─── The data

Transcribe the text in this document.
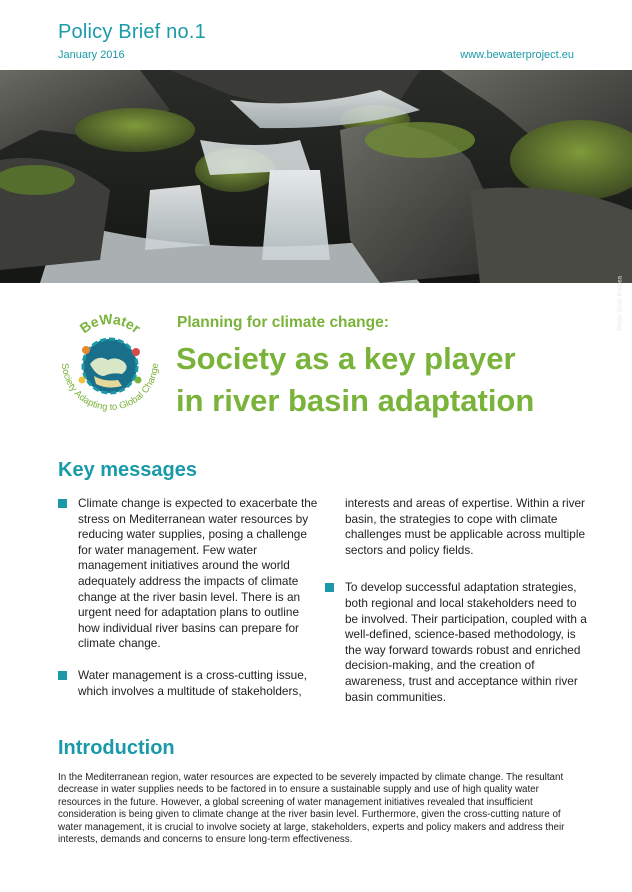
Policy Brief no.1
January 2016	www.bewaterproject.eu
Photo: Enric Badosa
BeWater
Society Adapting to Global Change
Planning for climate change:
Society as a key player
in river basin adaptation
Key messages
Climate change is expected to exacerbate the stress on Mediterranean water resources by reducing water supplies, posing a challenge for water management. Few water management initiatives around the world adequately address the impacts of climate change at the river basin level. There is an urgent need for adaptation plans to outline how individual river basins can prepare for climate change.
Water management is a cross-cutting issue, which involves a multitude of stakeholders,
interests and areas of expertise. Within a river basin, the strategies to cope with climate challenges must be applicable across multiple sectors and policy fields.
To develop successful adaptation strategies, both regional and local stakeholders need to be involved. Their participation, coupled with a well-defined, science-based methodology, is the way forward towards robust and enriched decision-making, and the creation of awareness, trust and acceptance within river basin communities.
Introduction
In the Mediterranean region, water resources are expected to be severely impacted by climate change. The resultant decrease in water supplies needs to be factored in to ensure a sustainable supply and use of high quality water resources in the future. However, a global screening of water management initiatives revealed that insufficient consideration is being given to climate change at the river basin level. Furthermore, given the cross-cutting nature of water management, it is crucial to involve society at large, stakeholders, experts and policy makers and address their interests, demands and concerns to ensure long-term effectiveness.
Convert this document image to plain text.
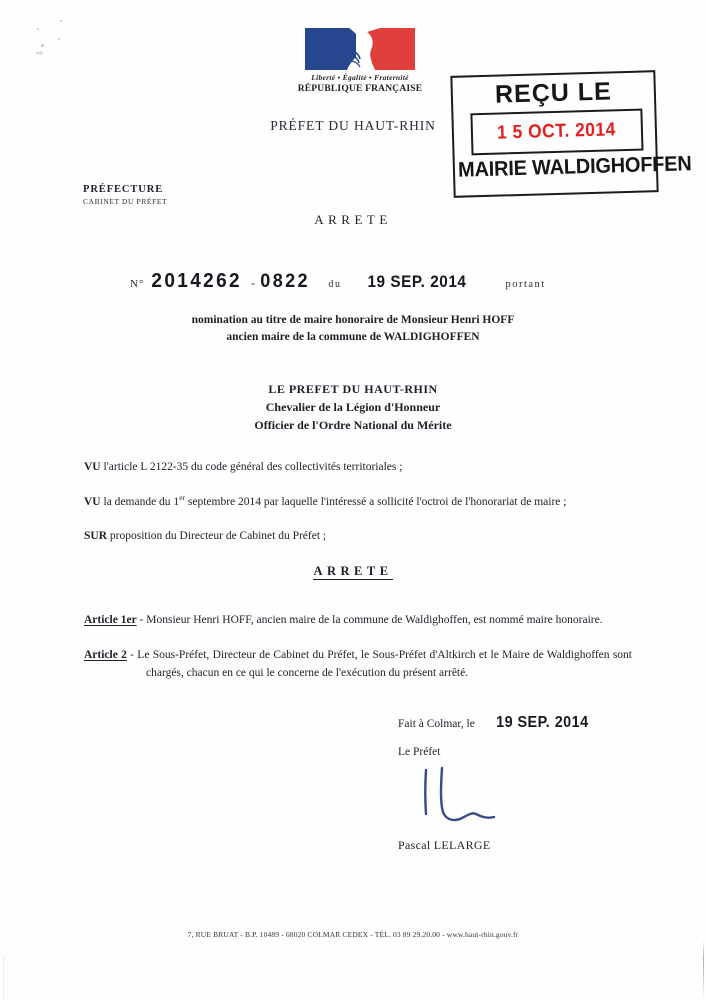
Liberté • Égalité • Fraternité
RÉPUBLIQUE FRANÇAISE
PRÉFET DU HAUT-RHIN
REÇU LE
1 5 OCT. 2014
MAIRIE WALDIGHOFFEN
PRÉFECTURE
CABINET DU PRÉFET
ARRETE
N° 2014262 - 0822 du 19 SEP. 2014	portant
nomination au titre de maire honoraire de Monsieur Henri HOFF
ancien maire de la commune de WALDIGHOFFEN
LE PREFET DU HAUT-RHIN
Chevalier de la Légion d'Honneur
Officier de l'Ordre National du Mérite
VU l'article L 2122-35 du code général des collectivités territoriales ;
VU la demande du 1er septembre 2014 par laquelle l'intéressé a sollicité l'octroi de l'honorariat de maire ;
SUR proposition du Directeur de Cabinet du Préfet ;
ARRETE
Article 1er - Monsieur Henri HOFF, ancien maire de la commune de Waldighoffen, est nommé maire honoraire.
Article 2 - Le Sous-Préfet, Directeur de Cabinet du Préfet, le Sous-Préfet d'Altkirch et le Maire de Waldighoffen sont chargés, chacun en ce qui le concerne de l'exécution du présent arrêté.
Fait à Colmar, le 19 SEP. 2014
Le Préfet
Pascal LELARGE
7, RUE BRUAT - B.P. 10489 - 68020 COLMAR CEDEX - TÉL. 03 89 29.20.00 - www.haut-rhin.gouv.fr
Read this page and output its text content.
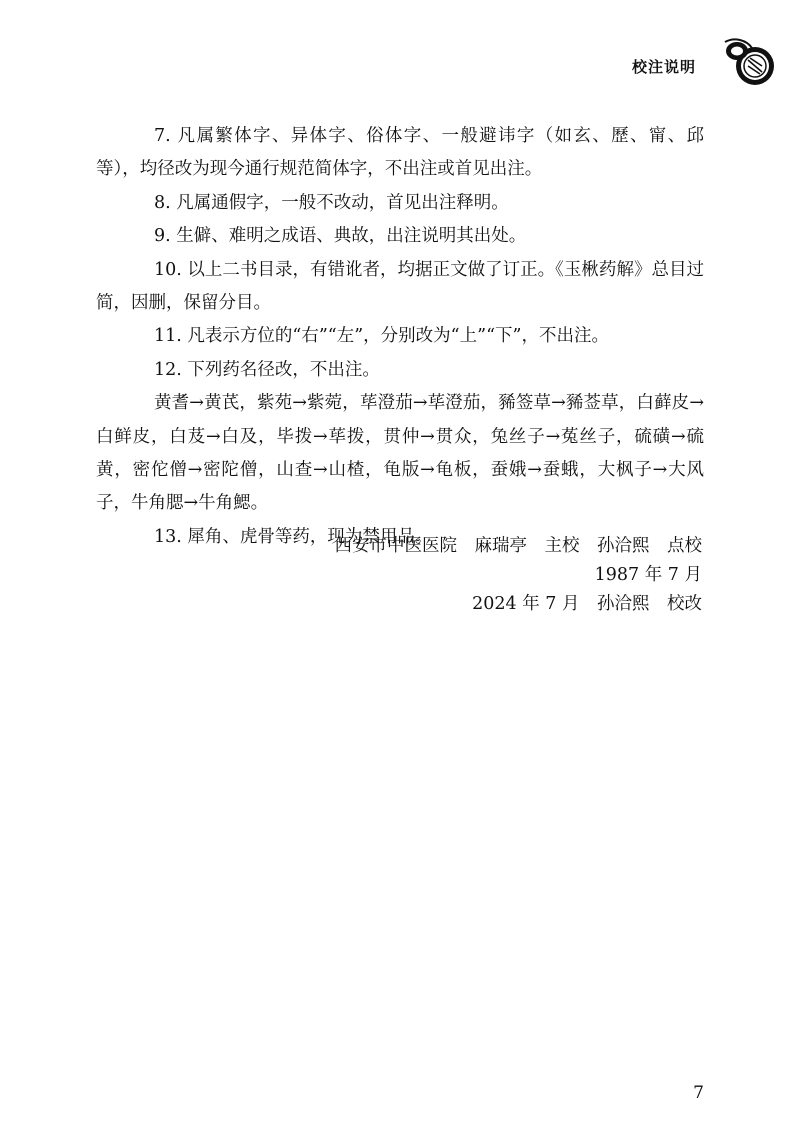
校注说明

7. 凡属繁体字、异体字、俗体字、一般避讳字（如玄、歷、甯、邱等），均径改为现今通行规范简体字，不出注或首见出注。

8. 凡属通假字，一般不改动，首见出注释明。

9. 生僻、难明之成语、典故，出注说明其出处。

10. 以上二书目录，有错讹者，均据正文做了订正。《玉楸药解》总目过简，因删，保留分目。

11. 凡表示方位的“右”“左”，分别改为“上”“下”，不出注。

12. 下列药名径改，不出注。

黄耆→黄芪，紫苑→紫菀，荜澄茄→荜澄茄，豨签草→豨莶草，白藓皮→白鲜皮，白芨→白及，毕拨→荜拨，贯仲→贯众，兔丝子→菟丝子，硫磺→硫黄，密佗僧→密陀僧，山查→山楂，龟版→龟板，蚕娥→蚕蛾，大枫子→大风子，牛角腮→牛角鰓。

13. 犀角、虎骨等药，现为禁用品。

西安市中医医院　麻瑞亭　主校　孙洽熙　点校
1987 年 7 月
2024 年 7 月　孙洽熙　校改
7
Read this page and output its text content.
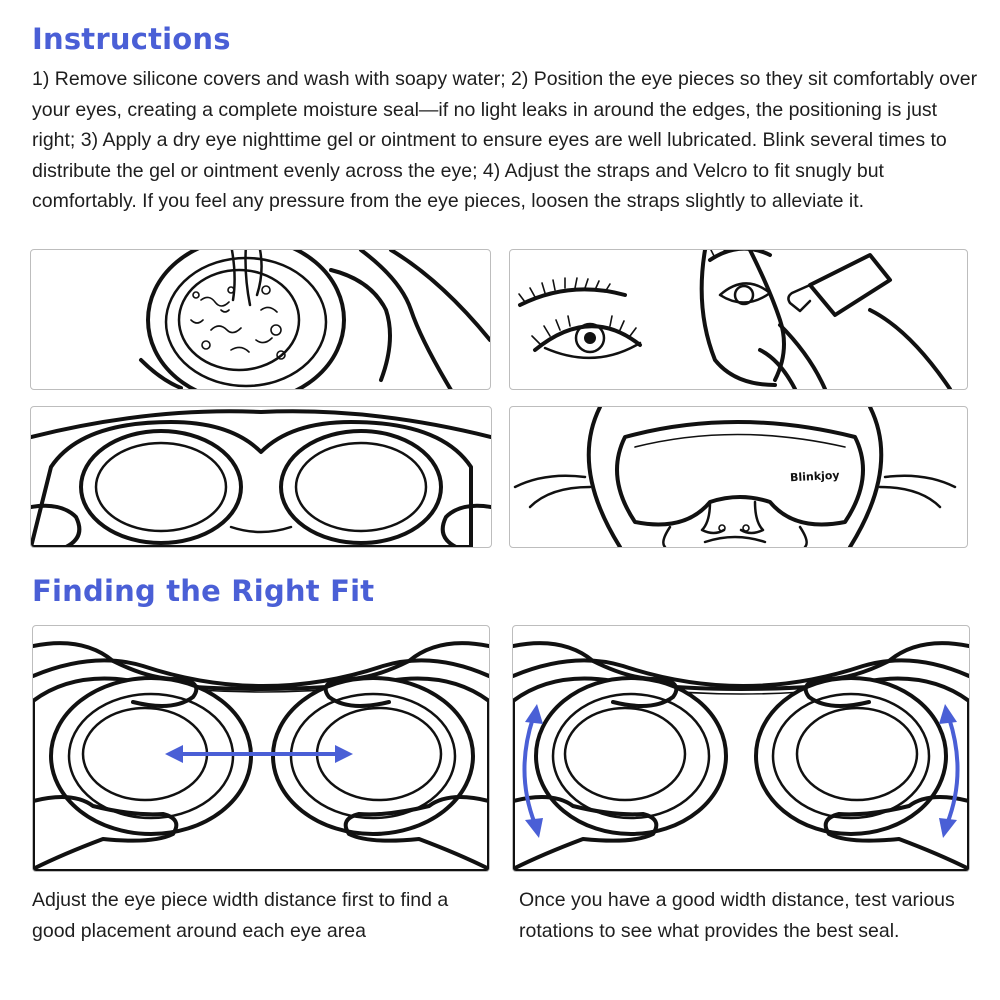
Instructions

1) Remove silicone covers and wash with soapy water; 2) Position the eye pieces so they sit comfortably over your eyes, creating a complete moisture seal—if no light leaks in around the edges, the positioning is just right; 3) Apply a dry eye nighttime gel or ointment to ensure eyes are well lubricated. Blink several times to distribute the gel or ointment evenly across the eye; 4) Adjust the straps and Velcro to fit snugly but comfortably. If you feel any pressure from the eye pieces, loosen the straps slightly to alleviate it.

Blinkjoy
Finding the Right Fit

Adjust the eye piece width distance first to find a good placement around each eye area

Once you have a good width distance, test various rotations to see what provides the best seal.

──────

**Instructions for the task:** Print the whole listing above once more, word for word, without its pictures.

**The output:**
Transcribe the text in this document.
Policy Brief no.1
January 2016	www.bewaterproject.eu
Photo: Enric Badosa
BeWater
Society Adapting to Global Change
Planning for climate change:
Society as a key player
in river basin adaptation
Key messages
Climate change is expected to exacerbate the stress on Mediterranean water resources by reducing water supplies, posing a challenge for water management. Few water management initiatives around the world adequately address the impacts of climate change at the river basin level. There is an urgent need for adaptation plans to outline how individual river basins can prepare for climate change.
Water management is a cross-cutting issue, which involves a multitude of stakeholders,
interests and areas of expertise. Within a river basin, the strategies to cope with climate challenges must be applicable across multiple sectors and policy fields.
To develop successful adaptation strategies, both regional and local stakeholders need to be involved. Their participation, coupled with a well-defined, science-based methodology, is the way forward towards robust and enriched decision-making, and the creation of awareness, trust and acceptance within river basin communities.
Introduction
In the Mediterranean region, water resources are expected to be severely impacted by climate change. The resultant decrease in water supplies needs to be factored in to ensure a sustainable supply and use of high quality water resources in the future. However, a global screening of water management initiatives revealed that insufficient consideration is being given to climate change at the river basin level. Furthermore, given the cross-cutting nature of water management, it is crucial to involve society at large, stakeholders, experts and policy makers and address their interests, demands and concerns to ensure long-term effectiveness.
Convert this document image to plain text.
Liberté • Égalité • Fraternité
RÉPUBLIQUE FRANÇAISE
PRÉFET DU HAUT-RHIN
REÇU LE
1 5 OCT. 2014
MAIRIE WALDIGHOFFEN
PRÉFECTURE
CABINET DU PRÉFET
ARRETE
N° 2014262 - 0822 du 19 SEP. 2014	portant
nomination au titre de maire honoraire de Monsieur Henri HOFF
ancien maire de la commune de WALDIGHOFFEN
LE PREFET DU HAUT-RHIN
Chevalier de la Légion d'Honneur
Officier de l'Ordre National du Mérite
VU l'article L 2122-35 du code général des collectivités territoriales ;
VU la demande du 1er septembre 2014 par laquelle l'intéressé a sollicité l'octroi de l'honorariat de maire ;
SUR proposition du Directeur de Cabinet du Préfet ;
ARRETE
Article 1er - Monsieur Henri HOFF, ancien maire de la commune de Waldighoffen, est nommé maire honoraire.
Article 2 - Le Sous-Préfet, Directeur de Cabinet du Préfet, le Sous-Préfet d'Altkirch et le Maire de Waldighoffen sont chargés, chacun en ce qui le concerne de l'exécution du présent arrêté.
Fait à Colmar, le 19 SEP. 2014
Le Préfet
Pascal LELARGE
7, RUE BRUAT - B.P. 10489 - 68020 COLMAR CEDEX - TÉL. 03 89 29.20.00 - www.haut-rhin.gouv.fr
Read this page and output its text content.
校注说明

7. 凡属繁体字、异体字、俗体字、一般避讳字（如玄、歷、甯、邱等），均径改为现今通行规范简体字，不出注或首见出注。

8. 凡属通假字，一般不改动，首见出注释明。

9. 生僻、难明之成语、典故，出注说明其出处。

10. 以上二书目录，有错讹者，均据正文做了订正。《玉楸药解》总目过简，因删，保留分目。

11. 凡表示方位的“右”“左”，分别改为“上”“下”，不出注。

12. 下列药名径改，不出注。

黄耆→黄芪，紫苑→紫菀，荜澄茄→荜澄茄，豨签草→豨莶草，白藓皮→白鲜皮，白芨→白及，毕拨→荜拨，贯仲→贯众，兔丝子→菟丝子，硫磺→硫黄，密佗僧→密陀僧，山查→山楂，龟版→龟板，蚕娥→蚕蛾，大枫子→大风子，牛角腮→牛角鰓。

13. 犀角、虎骨等药，现为禁用品。

西安市中医医院　麻瑞亭　主校　孙洽熙　点校
1987 年 7 月
2024 年 7 月　孙洽熙　校改
7
Read this page and output its text content.
Instructions

1) Remove silicone covers and wash with soapy water; 2) Position the eye pieces so they sit comfortably over your eyes, creating a complete moisture seal—if no light leaks in around the edges, the positioning is just right; 3) Apply a dry eye nighttime gel or ointment to ensure eyes are well lubricated. Blink several times to distribute the gel or ointment evenly across the eye; 4) Adjust the straps and Velcro to fit snugly but comfortably. If you feel any pressure from the eye pieces, loosen the straps slightly to alleviate it.

Blinkjoy
Finding the Right Fit

Adjust the eye piece width distance first to find a good placement around each eye area

Once you have a good width distance, test various rotations to see what provides the best seal.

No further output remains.